# Work to be completed
Below is a set of records; restate each one word for word.

# Material supplied
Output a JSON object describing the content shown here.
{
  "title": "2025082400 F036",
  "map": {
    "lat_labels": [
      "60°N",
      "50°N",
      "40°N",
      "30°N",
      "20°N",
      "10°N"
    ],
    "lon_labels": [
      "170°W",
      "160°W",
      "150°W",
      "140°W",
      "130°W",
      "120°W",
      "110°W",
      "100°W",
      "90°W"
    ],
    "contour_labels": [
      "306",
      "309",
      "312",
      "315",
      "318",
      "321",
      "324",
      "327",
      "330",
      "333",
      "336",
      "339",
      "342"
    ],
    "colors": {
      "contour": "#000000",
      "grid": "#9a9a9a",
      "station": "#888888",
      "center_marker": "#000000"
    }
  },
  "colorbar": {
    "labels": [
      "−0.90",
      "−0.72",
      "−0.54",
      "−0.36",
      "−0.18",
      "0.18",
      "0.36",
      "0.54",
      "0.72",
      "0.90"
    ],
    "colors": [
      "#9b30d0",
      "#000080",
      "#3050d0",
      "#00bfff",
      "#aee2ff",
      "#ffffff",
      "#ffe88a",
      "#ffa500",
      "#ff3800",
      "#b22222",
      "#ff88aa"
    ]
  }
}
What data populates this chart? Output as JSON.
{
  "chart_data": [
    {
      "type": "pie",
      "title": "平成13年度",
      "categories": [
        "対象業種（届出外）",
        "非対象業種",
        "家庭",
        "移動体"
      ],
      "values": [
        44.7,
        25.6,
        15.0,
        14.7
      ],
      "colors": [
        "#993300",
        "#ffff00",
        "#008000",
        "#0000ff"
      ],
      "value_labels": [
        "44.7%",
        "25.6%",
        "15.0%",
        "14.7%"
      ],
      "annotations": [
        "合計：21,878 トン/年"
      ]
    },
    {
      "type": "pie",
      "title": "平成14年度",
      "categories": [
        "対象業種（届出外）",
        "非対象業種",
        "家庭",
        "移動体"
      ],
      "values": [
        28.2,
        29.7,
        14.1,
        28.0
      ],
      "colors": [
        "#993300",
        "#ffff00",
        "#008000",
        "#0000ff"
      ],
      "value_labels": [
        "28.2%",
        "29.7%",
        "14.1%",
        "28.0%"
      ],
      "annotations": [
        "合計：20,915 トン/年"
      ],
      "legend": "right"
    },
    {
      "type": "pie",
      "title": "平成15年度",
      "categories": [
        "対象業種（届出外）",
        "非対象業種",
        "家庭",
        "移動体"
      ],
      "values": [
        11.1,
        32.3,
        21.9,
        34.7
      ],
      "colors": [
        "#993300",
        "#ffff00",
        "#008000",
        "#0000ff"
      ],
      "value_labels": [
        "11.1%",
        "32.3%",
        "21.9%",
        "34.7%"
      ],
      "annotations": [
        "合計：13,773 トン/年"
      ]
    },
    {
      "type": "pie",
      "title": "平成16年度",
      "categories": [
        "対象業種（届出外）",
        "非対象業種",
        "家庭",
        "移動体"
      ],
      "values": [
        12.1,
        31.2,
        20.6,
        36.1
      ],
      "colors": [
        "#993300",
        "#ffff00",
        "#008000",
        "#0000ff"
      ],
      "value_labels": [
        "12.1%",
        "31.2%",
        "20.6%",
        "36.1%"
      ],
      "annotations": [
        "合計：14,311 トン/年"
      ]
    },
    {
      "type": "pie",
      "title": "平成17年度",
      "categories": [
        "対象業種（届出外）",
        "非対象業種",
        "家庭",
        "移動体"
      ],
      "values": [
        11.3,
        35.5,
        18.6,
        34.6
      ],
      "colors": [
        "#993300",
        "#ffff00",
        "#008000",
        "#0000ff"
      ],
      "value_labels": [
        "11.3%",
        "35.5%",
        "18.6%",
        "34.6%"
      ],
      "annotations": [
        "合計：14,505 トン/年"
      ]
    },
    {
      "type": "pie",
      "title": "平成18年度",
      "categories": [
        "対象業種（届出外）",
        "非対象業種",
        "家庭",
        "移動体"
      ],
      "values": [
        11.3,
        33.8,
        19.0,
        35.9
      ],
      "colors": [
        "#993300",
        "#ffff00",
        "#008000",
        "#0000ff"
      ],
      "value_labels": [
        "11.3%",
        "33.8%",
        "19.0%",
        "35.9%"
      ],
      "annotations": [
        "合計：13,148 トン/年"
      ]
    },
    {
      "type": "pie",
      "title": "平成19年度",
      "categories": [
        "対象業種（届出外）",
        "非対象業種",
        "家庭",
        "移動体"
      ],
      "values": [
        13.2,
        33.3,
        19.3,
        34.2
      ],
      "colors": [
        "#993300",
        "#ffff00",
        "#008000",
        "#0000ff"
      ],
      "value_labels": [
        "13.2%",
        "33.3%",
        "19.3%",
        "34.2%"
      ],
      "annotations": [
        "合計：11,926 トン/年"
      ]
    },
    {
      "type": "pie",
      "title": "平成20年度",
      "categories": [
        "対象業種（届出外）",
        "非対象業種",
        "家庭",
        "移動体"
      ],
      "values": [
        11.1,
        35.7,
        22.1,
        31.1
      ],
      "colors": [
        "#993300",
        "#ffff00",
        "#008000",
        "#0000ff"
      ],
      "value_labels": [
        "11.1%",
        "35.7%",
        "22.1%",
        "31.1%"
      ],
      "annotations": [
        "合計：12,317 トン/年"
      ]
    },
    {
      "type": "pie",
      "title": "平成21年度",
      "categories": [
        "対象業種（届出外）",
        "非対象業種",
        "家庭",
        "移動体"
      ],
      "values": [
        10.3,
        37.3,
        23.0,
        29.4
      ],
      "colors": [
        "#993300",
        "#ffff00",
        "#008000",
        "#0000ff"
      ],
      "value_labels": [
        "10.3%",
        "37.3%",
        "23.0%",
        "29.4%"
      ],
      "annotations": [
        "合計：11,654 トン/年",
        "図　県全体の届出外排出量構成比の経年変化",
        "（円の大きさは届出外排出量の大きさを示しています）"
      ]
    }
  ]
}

# Response to the exercise
Output a JSON object describing the content shown here.
{
  "title": "2025082400 F036",
  "map": {
    "lat_labels": [
      "60°N",
      "50°N",
      "40°N",
      "30°N",
      "20°N",
      "10°N"
    ],
    "lon_labels": [
      "170°W",
      "160°W",
      "150°W",
      "140°W",
      "130°W",
      "120°W",
      "110°W",
      "100°W",
      "90°W"
    ],
    "contour_labels": [
      "306",
      "309",
      "312",
      "315",
      "318",
      "321",
      "324",
      "327",
      "330",
      "333",
      "336",
      "339",
      "342"
    ],
    "colors": {
      "contour": "#000000",
      "grid": "#9a9a9a",
      "station": "#888888",
      "center_marker": "#000000"
    }
  },
  "colorbar": {
    "labels": [
      "−0.90",
      "−0.72",
      "−0.54",
      "−0.36",
      "−0.18",
      "0.18",
      "0.36",
      "0.54",
      "0.72",
      "0.90"
    ],
    "colors": [
      "#9b30d0",
      "#000080",
      "#3050d0",
      "#00bfff",
      "#aee2ff",
      "#ffffff",
      "#ffe88a",
      "#ffa500",
      "#ff3800",
      "#b22222",
      "#ff88aa"
    ]
  }
}
What data populates this chart? Output as JSON.
{
  "chart_data": [
    {
      "type": "pie",
      "title": "平成13年度",
      "categories": [
        "対象業種（届出外）",
        "非対象業種",
        "家庭",
        "移動体"
      ],
      "values": [
        44.7,
        25.6,
        15.0,
        14.7
      ],
      "colors": [
        "#993300",
        "#ffff00",
        "#008000",
        "#0000ff"
      ],
      "value_labels": [
        "44.7%",
        "25.6%",
        "15.0%",
        "14.7%"
      ],
      "annotations": [
        "合計：21,878 トン/年"
      ]
    },
    {
      "type": "pie",
      "title": "平成14年度",
      "categories": [
        "対象業種（届出外）",
        "非対象業種",
        "家庭",
        "移動体"
      ],
      "values": [
        28.2,
        29.7,
        14.1,
        28.0
      ],
      "colors": [
        "#993300",
        "#ffff00",
        "#008000",
        "#0000ff"
      ],
      "value_labels": [
        "28.2%",
        "29.7%",
        "14.1%",
        "28.0%"
      ],
      "annotations": [
        "合計：20,915 トン/年"
      ],
      "legend": "right"
    },
    {
      "type": "pie",
      "title": "平成15年度",
      "categories": [
        "対象業種（届出外）",
        "非対象業種",
        "家庭",
        "移動体"
      ],
      "values": [
        11.1,
        32.3,
        21.9,
        34.7
      ],
      "colors": [
        "#993300",
        "#ffff00",
        "#008000",
        "#0000ff"
      ],
      "value_labels": [
        "11.1%",
        "32.3%",
        "21.9%",
        "34.7%"
      ],
      "annotations": [
        "合計：13,773 トン/年"
      ]
    },
    {
      "type": "pie",
      "title": "平成16年度",
      "categories": [
        "対象業種（届出外）",
        "非対象業種",
        "家庭",
        "移動体"
      ],
      "values": [
        12.1,
        31.2,
        20.6,
        36.1
      ],
      "colors": [
        "#993300",
        "#ffff00",
        "#008000",
        "#0000ff"
      ],
      "value_labels": [
        "12.1%",
        "31.2%",
        "20.6%",
        "36.1%"
      ],
      "annotations": [
        "合計：14,311 トン/年"
      ]
    },
    {
      "type": "pie",
      "title": "平成17年度",
      "categories": [
        "対象業種（届出外）",
        "非対象業種",
        "家庭",
        "移動体"
      ],
      "values": [
        11.3,
        35.5,
        18.6,
        34.6
      ],
      "colors": [
        "#993300",
        "#ffff00",
        "#008000",
        "#0000ff"
      ],
      "value_labels": [
        "11.3%",
        "35.5%",
        "18.6%",
        "34.6%"
      ],
      "annotations": [
        "合計：14,505 トン/年"
      ]
    },
    {
      "type": "pie",
      "title": "平成18年度",
      "categories": [
        "対象業種（届出外）",
        "非対象業種",
        "家庭",
        "移動体"
      ],
      "values": [
        11.3,
        33.8,
        19.0,
        35.9
      ],
      "colors": [
        "#993300",
        "#ffff00",
        "#008000",
        "#0000ff"
      ],
      "value_labels": [
        "11.3%",
        "33.8%",
        "19.0%",
        "35.9%"
      ],
      "annotations": [
        "合計：13,148 トン/年"
      ]
    },
    {
      "type": "pie",
      "title": "平成19年度",
      "categories": [
        "対象業種（届出外）",
        "非対象業種",
        "家庭",
        "移動体"
      ],
      "values": [
        13.2,
        33.3,
        19.3,
        34.2
      ],
      "colors": [
        "#993300",
        "#ffff00",
        "#008000",
        "#0000ff"
      ],
      "value_labels": [
        "13.2%",
        "33.3%",
        "19.3%",
        "34.2%"
      ],
      "annotations": [
        "合計：11,926 トン/年"
      ]
    },
    {
      "type": "pie",
      "title": "平成20年度",
      "categories": [
        "対象業種（届出外）",
        "非対象業種",
        "家庭",
        "移動体"
      ],
      "values": [
        11.1,
        35.7,
        22.1,
        31.1
      ],
      "colors": [
        "#993300",
        "#ffff00",
        "#008000",
        "#0000ff"
      ],
      "value_labels": [
        "11.1%",
        "35.7%",
        "22.1%",
        "31.1%"
      ],
      "annotations": [
        "合計：12,317 トン/年"
      ]
    },
    {
      "type": "pie",
      "title": "平成21年度",
      "categories": [
        "対象業種（届出外）",
        "非対象業種",
        "家庭",
        "移動体"
      ],
      "values": [
        10.3,
        37.3,
        23.0,
        29.4
      ],
      "colors": [
        "#993300",
        "#ffff00",
        "#008000",
        "#0000ff"
      ],
      "value_labels": [
        "10.3%",
        "37.3%",
        "23.0%",
        "29.4%"
      ],
      "annotations": [
        "合計：11,654 トン/年",
        "図　県全体の届出外排出量構成比の経年変化",
        "（円の大きさは届出外排出量の大きさを示しています）"
      ]
    }
  ]
}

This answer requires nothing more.